:: Task description ::
Retype exactly the line holding "Output a JSON" and each line that follows, down to the last one. Exclude pictures.

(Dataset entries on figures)

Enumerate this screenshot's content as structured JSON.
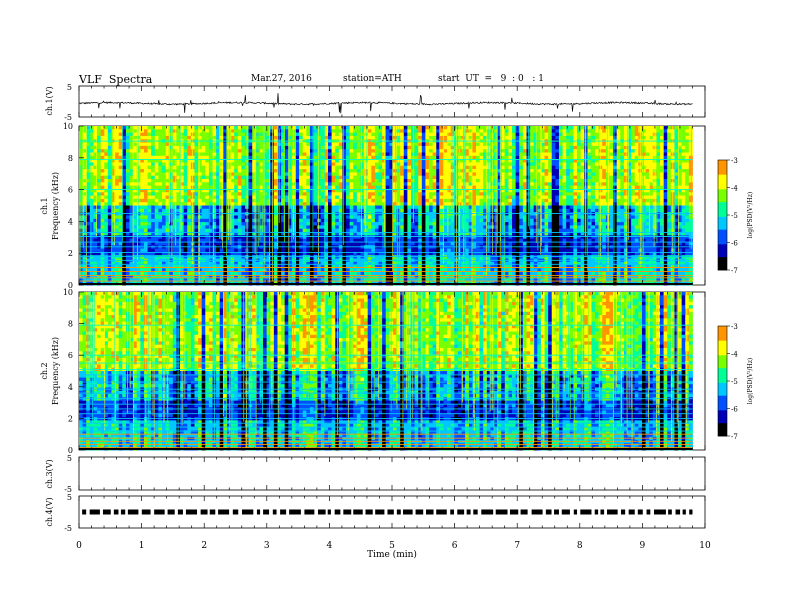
{
  "header": {
    "title": "VLF  Spectra",
    "date": "Mar.27, 2016",
    "station": "station=ATH",
    "start_ut": "start  UT  =   9  : 0   : 1"
  },
  "chart_data": {
    "type": "spectrogram",
    "x_axis": {
      "label": "Time  (min)",
      "range": [
        0,
        10
      ],
      "ticks": [
        "0",
        "1",
        "2",
        "3",
        "4",
        "5",
        "6",
        "7",
        "8",
        "9",
        "10"
      ],
      "data_end_min": 9.8
    },
    "panels": [
      {
        "id": "ch1-waveform",
        "type": "line",
        "ylabel": "ch.1(V)",
        "ylim": [
          -5,
          5
        ],
        "yticks": [
          "5",
          "-5"
        ],
        "description_level": -0.6
      },
      {
        "id": "ch1-spectrogram",
        "type": "heatmap",
        "ylabel": "Frequency  (kHz)",
        "channel_label": "ch.1",
        "ylim": [
          0,
          10
        ],
        "yticks": [
          "0",
          "2",
          "4",
          "6",
          "8",
          "10"
        ],
        "colorbar": {
          "label": "log(PSD(V²/Hz)",
          "range": [
            -7,
            -3
          ],
          "ticks": [
            "-3",
            "-4",
            "-5",
            "-6",
            "-7"
          ],
          "colors": [
            "#000000",
            "#0000b4",
            "#0050ff",
            "#00c8ff",
            "#00ff96",
            "#78ff00",
            "#ffff00",
            "#ff9600",
            "#ff0000",
            "#ffffff"
          ]
        },
        "hum_lines_khz": [
          0.1,
          0.25,
          0.45,
          0.6,
          0.85,
          1.1,
          1.3,
          1.55,
          1.8,
          2.05,
          2.4,
          2.7,
          3.05,
          3.3,
          4.5,
          6.0,
          7.9,
          9.05
        ]
      },
      {
        "id": "ch2-spectrogram",
        "type": "heatmap",
        "ylabel": "Frequency  (kHz)",
        "channel_label": "ch.2",
        "ylim": [
          0,
          10
        ],
        "yticks": [
          "0",
          "2",
          "4",
          "6",
          "8",
          "10"
        ],
        "colorbar": {
          "label": "log(PSD(V²/Hz)",
          "range": [
            -7,
            -3
          ],
          "ticks": [
            "-3",
            "-4",
            "-5",
            "-6",
            "-7"
          ],
          "colors": [
            "#000000",
            "#0000b4",
            "#0050ff",
            "#00c8ff",
            "#00ff96",
            "#78ff00",
            "#ffff00",
            "#ff9600",
            "#ff0000",
            "#ffffff"
          ]
        },
        "hum_lines_khz": [
          0.15,
          0.35,
          0.55,
          0.75,
          1.0,
          1.2,
          1.45,
          1.7,
          2.0,
          2.3,
          2.6,
          2.9,
          3.25,
          3.6,
          3.85,
          4.3,
          4.75,
          5.1,
          5.5,
          6.0,
          7.9
        ]
      },
      {
        "id": "ch3-waveform",
        "type": "line",
        "ylabel": "ch.3(V)",
        "ylim": [
          -5,
          5
        ],
        "yticks": [
          "5",
          "-5"
        ],
        "description_level": null
      },
      {
        "id": "ch4-waveform",
        "type": "line",
        "ylabel": "ch.4(V)",
        "ylim": [
          -5,
          5
        ],
        "yticks": [
          "5",
          "-5"
        ],
        "description_level": 0
      }
    ]
  }
}
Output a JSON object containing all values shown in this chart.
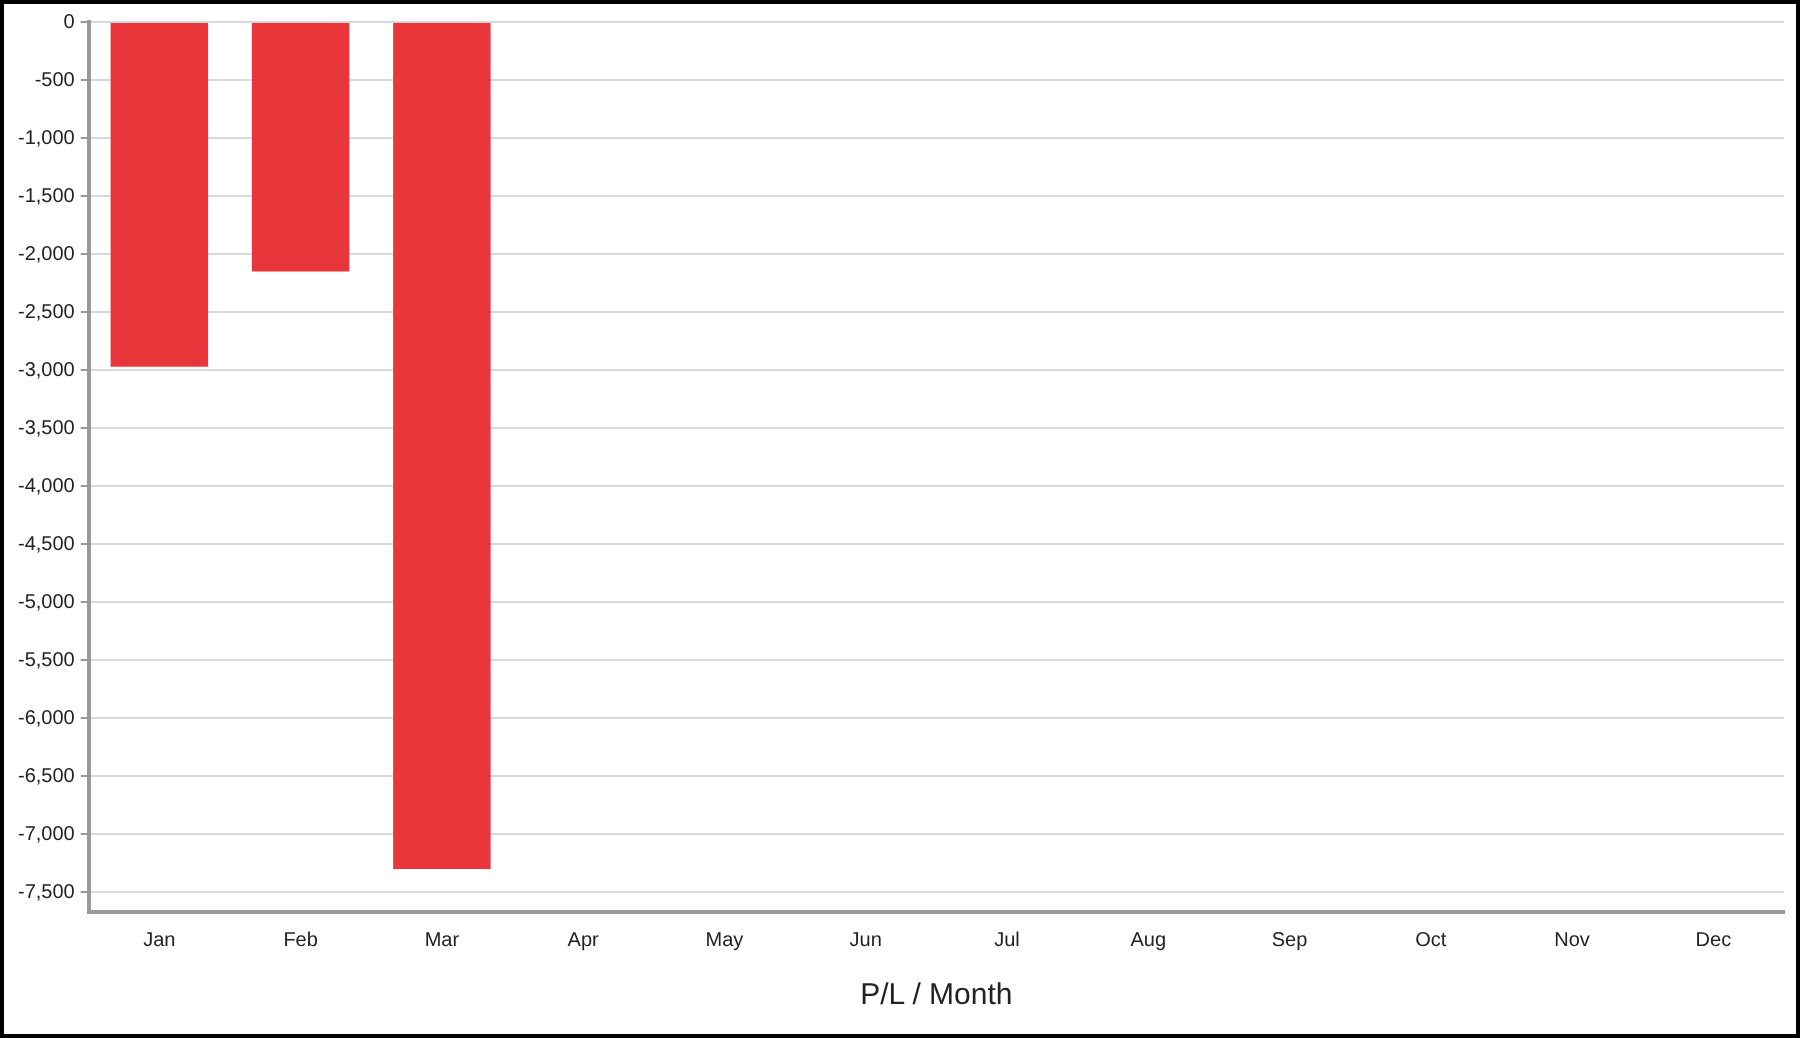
{
  "chart_data": {
    "type": "bar",
    "xlabel": "P/L / Month",
    "categories": [
      "Jan",
      "Feb",
      "Mar",
      "Apr",
      "May",
      "Jun",
      "Jul",
      "Aug",
      "Sep",
      "Oct",
      "Nov",
      "Dec"
    ],
    "values": [
      -2970,
      -2150,
      -7300,
      null,
      null,
      null,
      null,
      null,
      null,
      null,
      null,
      null
    ],
    "color": "#e8363b",
    "ylim": [
      -7670,
      0
    ],
    "yticks": [
      {
        "value": 0,
        "label": "0"
      },
      {
        "value": -500,
        "label": "-500"
      },
      {
        "value": -1000,
        "label": "-1,000"
      },
      {
        "value": -1500,
        "label": "-1,500"
      },
      {
        "value": -2000,
        "label": "-2,000"
      },
      {
        "value": -2500,
        "label": "-2,500"
      },
      {
        "value": -3000,
        "label": "-3,000"
      },
      {
        "value": -3500,
        "label": "-3,500"
      },
      {
        "value": -4000,
        "label": "-4,000"
      },
      {
        "value": -4500,
        "label": "-4,500"
      },
      {
        "value": -5000,
        "label": "-5,000"
      },
      {
        "value": -5500,
        "label": "-5,500"
      },
      {
        "value": -6000,
        "label": "-6,000"
      },
      {
        "value": -6500,
        "label": "-6,500"
      },
      {
        "value": -7000,
        "label": "-7,000"
      },
      {
        "value": -7500,
        "label": "-7,500"
      }
    ],
    "grid": "y",
    "legend": false
  }
}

:: Exercise response ::
Output a JSON object containing all values shown in this chart.
{
  "chart_data": {
    "type": "bar",
    "xlabel": "P/L / Month",
    "categories": [
      "Jan",
      "Feb",
      "Mar",
      "Apr",
      "May",
      "Jun",
      "Jul",
      "Aug",
      "Sep",
      "Oct",
      "Nov",
      "Dec"
    ],
    "values": [
      -2970,
      -2150,
      -7300,
      null,
      null,
      null,
      null,
      null,
      null,
      null,
      null,
      null
    ],
    "color": "#e8363b",
    "ylim": [
      -7670,
      0
    ],
    "yticks": [
      {
        "value": 0,
        "label": "0"
      },
      {
        "value": -500,
        "label": "-500"
      },
      {
        "value": -1000,
        "label": "-1,000"
      },
      {
        "value": -1500,
        "label": "-1,500"
      },
      {
        "value": -2000,
        "label": "-2,000"
      },
      {
        "value": -2500,
        "label": "-2,500"
      },
      {
        "value": -3000,
        "label": "-3,000"
      },
      {
        "value": -3500,
        "label": "-3,500"
      },
      {
        "value": -4000,
        "label": "-4,000"
      },
      {
        "value": -4500,
        "label": "-4,500"
      },
      {
        "value": -5000,
        "label": "-5,000"
      },
      {
        "value": -5500,
        "label": "-5,500"
      },
      {
        "value": -6000,
        "label": "-6,000"
      },
      {
        "value": -6500,
        "label": "-6,500"
      },
      {
        "value": -7000,
        "label": "-7,000"
      },
      {
        "value": -7500,
        "label": "-7,500"
      }
    ],
    "grid": "y",
    "legend": false
  }
}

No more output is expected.